## Task prompt
List all lines of the data that include the string "ffffff".

* begin *

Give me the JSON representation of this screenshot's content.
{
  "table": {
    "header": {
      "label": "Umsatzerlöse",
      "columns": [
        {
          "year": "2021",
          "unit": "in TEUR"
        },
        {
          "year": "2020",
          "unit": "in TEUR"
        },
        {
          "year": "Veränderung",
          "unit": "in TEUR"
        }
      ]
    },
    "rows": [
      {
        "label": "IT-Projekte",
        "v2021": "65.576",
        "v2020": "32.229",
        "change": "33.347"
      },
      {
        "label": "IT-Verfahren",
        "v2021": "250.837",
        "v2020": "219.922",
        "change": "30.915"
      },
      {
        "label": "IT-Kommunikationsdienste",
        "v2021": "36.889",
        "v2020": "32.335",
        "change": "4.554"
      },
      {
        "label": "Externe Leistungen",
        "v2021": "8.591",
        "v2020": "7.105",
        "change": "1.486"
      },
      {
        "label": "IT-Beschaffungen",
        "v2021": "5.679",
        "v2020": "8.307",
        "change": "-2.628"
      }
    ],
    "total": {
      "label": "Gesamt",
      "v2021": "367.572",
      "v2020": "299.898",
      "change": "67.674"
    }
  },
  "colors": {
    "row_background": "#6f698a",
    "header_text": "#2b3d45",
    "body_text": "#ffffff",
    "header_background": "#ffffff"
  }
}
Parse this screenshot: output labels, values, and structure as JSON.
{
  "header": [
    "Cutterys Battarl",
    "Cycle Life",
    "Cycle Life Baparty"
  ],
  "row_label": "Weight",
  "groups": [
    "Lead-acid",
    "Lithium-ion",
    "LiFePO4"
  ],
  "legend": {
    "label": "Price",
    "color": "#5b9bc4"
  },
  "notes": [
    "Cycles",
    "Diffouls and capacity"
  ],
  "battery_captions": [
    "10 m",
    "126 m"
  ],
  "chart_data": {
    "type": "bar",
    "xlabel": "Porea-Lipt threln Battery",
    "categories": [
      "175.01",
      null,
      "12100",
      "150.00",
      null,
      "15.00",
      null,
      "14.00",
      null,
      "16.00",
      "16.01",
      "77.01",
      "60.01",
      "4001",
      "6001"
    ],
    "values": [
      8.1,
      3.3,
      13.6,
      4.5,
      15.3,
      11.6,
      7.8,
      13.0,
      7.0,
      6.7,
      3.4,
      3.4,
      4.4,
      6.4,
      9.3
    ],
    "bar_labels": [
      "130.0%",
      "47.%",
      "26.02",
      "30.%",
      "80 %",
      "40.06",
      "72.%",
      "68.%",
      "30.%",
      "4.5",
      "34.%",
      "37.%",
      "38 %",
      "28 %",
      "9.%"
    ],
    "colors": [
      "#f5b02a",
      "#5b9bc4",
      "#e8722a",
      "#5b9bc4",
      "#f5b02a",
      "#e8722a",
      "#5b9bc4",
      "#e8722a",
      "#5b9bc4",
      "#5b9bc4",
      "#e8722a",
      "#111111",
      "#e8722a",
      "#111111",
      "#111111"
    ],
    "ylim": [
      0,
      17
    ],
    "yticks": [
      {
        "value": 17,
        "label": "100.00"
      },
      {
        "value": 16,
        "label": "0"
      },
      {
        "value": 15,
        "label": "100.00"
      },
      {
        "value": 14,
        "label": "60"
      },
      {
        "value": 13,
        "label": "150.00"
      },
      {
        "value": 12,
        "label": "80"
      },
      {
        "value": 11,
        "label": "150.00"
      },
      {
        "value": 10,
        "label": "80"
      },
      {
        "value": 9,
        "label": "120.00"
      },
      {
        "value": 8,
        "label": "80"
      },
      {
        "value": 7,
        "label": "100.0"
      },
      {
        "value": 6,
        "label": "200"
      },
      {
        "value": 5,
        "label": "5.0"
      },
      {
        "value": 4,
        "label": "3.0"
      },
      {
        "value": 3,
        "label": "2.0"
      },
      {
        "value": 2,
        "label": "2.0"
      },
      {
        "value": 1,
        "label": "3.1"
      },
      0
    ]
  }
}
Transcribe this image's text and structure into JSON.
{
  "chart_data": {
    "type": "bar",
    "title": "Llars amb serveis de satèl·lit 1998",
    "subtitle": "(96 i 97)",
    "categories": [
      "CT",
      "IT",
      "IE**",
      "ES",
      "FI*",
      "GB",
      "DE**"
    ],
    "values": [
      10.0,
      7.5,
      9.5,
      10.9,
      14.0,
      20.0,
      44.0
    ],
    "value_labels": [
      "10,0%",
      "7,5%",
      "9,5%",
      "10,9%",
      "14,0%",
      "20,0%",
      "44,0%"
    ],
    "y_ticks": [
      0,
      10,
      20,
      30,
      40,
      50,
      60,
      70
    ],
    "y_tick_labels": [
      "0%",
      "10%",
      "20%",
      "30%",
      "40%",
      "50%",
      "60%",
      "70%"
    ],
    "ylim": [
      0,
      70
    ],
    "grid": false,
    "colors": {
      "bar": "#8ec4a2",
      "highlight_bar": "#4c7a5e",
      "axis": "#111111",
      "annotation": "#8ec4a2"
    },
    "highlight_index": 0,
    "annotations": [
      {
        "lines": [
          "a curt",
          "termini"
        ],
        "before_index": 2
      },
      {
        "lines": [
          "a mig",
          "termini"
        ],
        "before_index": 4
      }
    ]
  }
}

* end *

## Result of this task
    "body_text": "#ffffff",
    "header_background": "#ffffff"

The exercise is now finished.